### Dataset content
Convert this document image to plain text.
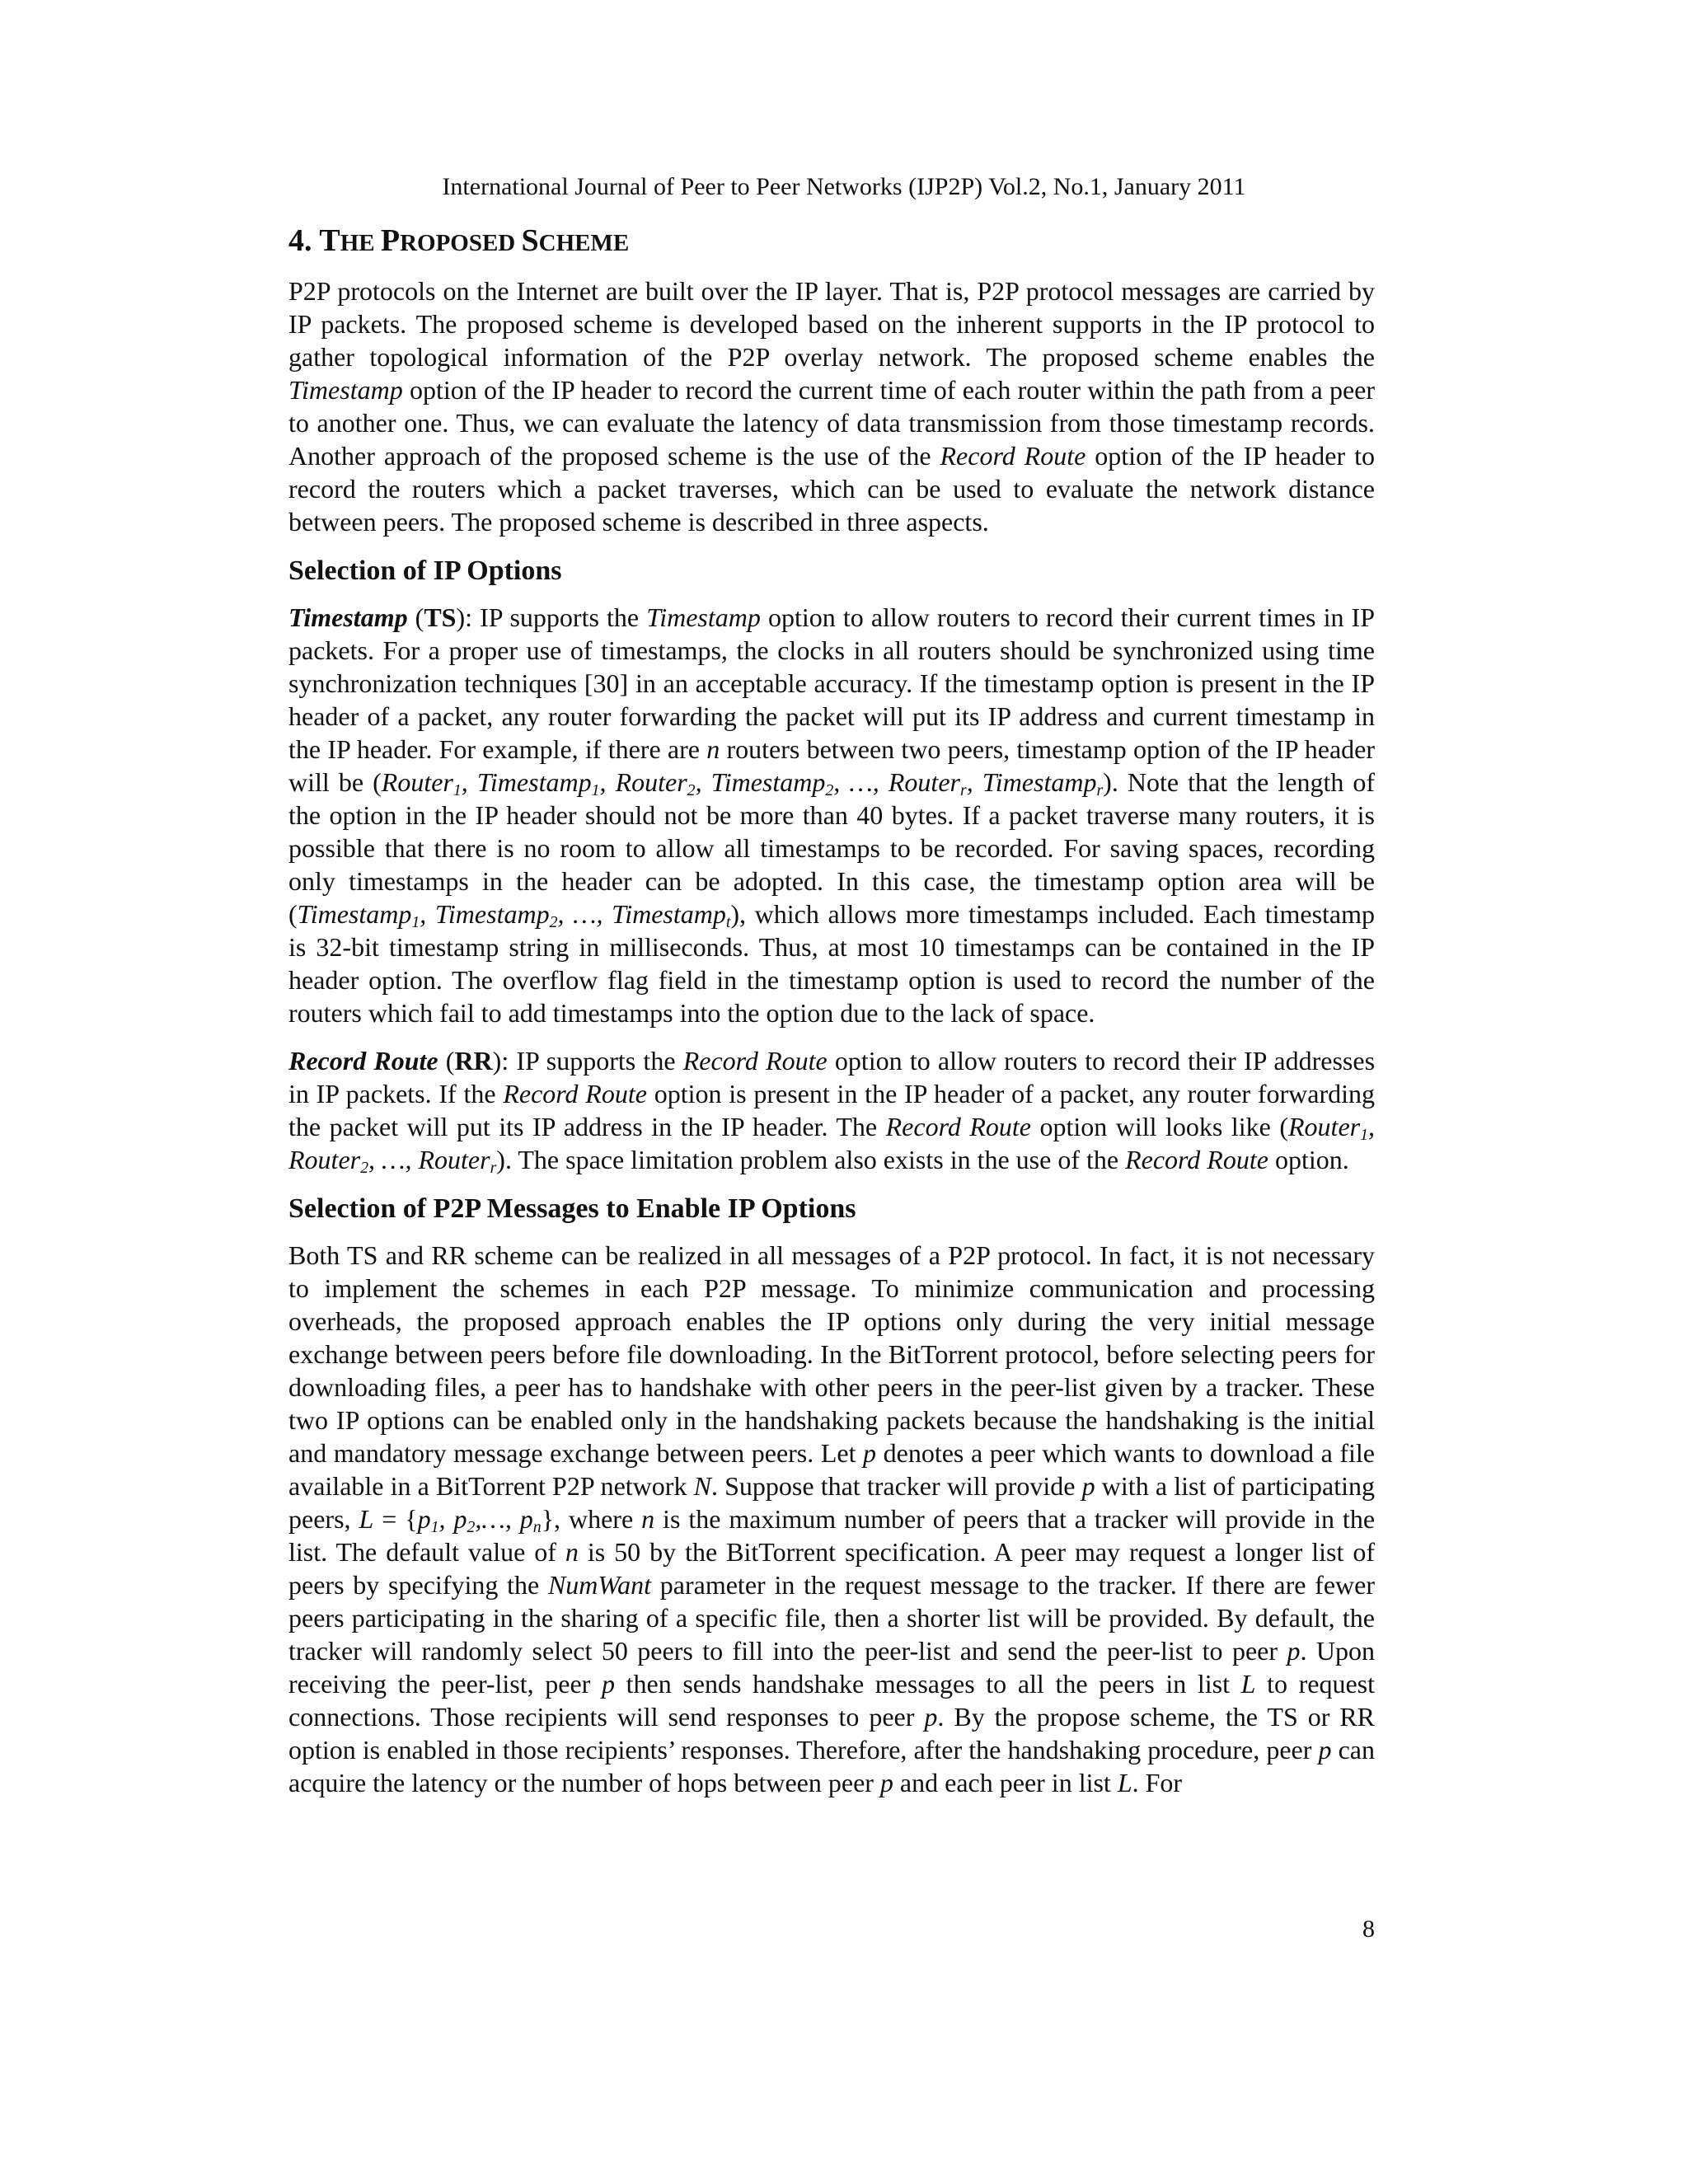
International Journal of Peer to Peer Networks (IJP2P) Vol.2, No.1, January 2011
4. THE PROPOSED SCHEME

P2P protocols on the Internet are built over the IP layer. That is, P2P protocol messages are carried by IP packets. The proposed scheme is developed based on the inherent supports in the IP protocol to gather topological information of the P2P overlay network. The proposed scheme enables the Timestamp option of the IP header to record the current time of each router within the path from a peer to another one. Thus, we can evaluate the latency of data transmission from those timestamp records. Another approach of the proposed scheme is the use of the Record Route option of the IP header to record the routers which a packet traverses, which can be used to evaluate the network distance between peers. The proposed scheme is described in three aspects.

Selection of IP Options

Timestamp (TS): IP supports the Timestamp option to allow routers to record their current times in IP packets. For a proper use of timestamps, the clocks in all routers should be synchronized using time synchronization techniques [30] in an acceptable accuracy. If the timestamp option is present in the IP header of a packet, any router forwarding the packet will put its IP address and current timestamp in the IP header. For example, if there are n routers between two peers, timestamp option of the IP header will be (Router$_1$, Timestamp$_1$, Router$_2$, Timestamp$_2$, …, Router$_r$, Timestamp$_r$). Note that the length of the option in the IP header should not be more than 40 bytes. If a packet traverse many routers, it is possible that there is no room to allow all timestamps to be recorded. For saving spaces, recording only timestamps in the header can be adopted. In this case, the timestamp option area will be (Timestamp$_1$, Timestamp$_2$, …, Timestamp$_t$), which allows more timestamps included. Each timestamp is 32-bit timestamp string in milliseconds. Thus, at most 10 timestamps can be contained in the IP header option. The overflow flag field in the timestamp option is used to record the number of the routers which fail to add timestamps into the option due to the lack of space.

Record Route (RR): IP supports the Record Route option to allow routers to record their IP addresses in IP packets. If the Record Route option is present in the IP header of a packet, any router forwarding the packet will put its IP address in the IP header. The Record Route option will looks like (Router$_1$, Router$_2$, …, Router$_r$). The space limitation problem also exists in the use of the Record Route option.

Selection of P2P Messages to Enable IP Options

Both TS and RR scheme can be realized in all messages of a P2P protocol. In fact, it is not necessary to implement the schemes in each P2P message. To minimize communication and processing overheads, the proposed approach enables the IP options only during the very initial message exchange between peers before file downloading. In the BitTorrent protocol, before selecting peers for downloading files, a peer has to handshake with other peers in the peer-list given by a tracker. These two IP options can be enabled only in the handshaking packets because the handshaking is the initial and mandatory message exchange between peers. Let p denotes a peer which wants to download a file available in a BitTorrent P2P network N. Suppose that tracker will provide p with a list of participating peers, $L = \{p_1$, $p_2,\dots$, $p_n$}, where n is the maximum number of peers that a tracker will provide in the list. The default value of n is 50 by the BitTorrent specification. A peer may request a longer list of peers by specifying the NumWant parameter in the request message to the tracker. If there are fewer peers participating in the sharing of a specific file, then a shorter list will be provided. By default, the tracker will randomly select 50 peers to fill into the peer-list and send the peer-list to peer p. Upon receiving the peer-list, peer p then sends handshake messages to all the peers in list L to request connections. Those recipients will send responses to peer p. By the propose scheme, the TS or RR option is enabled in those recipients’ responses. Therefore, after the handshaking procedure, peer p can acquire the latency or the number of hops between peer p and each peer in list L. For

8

...

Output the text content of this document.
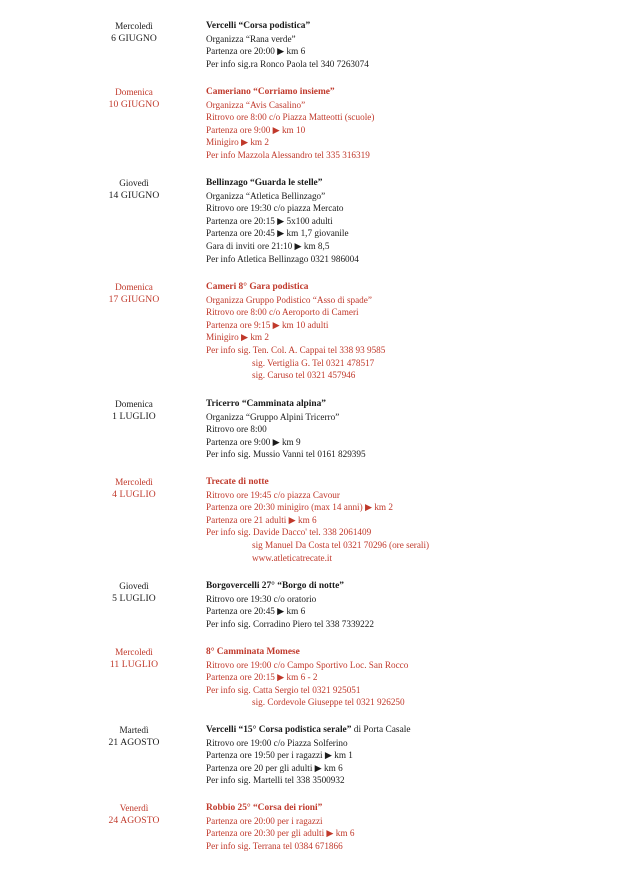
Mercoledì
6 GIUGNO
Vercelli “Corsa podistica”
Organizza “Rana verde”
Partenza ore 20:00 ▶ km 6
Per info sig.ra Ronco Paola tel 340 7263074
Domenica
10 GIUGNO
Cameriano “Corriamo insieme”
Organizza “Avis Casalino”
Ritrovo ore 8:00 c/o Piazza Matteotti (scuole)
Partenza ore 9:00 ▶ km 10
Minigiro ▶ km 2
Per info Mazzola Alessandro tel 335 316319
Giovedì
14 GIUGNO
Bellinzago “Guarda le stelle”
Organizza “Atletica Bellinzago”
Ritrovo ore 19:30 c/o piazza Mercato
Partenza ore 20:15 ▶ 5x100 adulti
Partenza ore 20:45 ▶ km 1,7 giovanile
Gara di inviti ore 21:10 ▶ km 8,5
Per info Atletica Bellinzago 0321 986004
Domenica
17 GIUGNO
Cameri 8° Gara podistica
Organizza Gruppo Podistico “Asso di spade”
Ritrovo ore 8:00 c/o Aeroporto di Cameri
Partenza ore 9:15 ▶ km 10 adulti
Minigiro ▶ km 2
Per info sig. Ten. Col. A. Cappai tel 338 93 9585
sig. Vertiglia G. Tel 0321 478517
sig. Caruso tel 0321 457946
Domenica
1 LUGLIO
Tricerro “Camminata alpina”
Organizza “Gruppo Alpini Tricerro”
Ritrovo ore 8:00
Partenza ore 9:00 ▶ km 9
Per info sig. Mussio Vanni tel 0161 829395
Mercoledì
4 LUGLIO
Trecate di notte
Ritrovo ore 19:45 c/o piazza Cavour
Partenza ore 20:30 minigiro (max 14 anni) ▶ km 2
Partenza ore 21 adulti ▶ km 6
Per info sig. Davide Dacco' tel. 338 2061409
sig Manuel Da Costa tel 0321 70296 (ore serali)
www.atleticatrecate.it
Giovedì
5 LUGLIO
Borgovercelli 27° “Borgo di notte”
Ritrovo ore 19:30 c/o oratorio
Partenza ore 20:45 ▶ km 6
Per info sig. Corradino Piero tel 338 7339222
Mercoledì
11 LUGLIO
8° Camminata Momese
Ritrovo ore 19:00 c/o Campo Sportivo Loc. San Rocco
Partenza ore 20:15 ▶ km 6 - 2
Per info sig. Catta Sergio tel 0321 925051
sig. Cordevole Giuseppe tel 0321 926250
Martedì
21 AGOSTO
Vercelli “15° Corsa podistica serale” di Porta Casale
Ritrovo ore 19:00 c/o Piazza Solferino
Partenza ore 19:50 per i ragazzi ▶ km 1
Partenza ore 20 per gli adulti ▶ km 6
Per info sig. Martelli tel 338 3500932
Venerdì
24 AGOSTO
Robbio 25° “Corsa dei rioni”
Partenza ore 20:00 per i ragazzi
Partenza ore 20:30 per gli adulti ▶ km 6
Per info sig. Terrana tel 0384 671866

### What to do
Gather up every line in the data above that contains the word "document", copying each one.

### Response to this task
Convert this document image to plain text.
Output the text content of this document.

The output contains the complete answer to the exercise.